:: The request ::
Would you return the complete listing below word for word?

:: Entries shown ::
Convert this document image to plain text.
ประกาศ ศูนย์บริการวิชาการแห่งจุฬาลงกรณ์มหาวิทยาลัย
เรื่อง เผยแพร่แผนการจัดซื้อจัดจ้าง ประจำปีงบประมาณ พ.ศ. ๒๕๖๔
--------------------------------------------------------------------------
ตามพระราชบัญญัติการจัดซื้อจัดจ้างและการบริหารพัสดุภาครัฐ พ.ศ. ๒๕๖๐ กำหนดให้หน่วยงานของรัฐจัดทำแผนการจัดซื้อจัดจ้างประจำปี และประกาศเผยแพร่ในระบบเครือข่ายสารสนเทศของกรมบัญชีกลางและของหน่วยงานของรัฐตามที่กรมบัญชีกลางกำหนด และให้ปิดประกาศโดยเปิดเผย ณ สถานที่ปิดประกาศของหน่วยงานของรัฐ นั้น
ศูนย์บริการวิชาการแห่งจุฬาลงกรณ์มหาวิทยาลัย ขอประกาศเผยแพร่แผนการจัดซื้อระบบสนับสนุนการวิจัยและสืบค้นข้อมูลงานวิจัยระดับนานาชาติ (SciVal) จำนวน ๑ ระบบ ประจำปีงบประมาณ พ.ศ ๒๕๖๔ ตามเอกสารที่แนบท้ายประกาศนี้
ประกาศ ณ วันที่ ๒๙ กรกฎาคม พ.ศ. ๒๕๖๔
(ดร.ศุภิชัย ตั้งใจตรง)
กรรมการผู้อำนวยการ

:: Reply ::
Convert this document image to plain text.
ประกาศ ศูนย์บริการวิชาการแห่งจุฬาลงกรณ์มหาวิทยาลัย
เรื่อง เผยแพร่แผนการจัดซื้อจัดจ้าง ประจำปีงบประมาณ พ.ศ. ๒๕๖๔
--------------------------------------------------------------------------
ตามพระราชบัญญัติการจัดซื้อจัดจ้างและการบริหารพัสดุภาครัฐ พ.ศ. ๒๕๖๐ กำหนดให้หน่วยงานของรัฐจัดทำแผนการจัดซื้อจัดจ้างประจำปี และประกาศเผยแพร่ในระบบเครือข่ายสารสนเทศของกรมบัญชีกลางและของหน่วยงานของรัฐตามที่กรมบัญชีกลางกำหนด และให้ปิดประกาศโดยเปิดเผย ณ สถานที่ปิดประกาศของหน่วยงานของรัฐ นั้น
ศูนย์บริการวิชาการแห่งจุฬาลงกรณ์มหาวิทยาลัย ขอประกาศเผยแพร่แผนการจัดซื้อระบบสนับสนุนการวิจัยและสืบค้นข้อมูลงานวิจัยระดับนานาชาติ (SciVal) จำนวน ๑ ระบบ ประจำปีงบประมาณ พ.ศ ๒๕๖๔ ตามเอกสารที่แนบท้ายประกาศนี้
ประกาศ ณ วันที่ ๒๙ กรกฎาคม พ.ศ. ๒๕๖๔
(ดร.ศุภิชัย ตั้งใจตรง)
กรรมการผู้อำนวยการ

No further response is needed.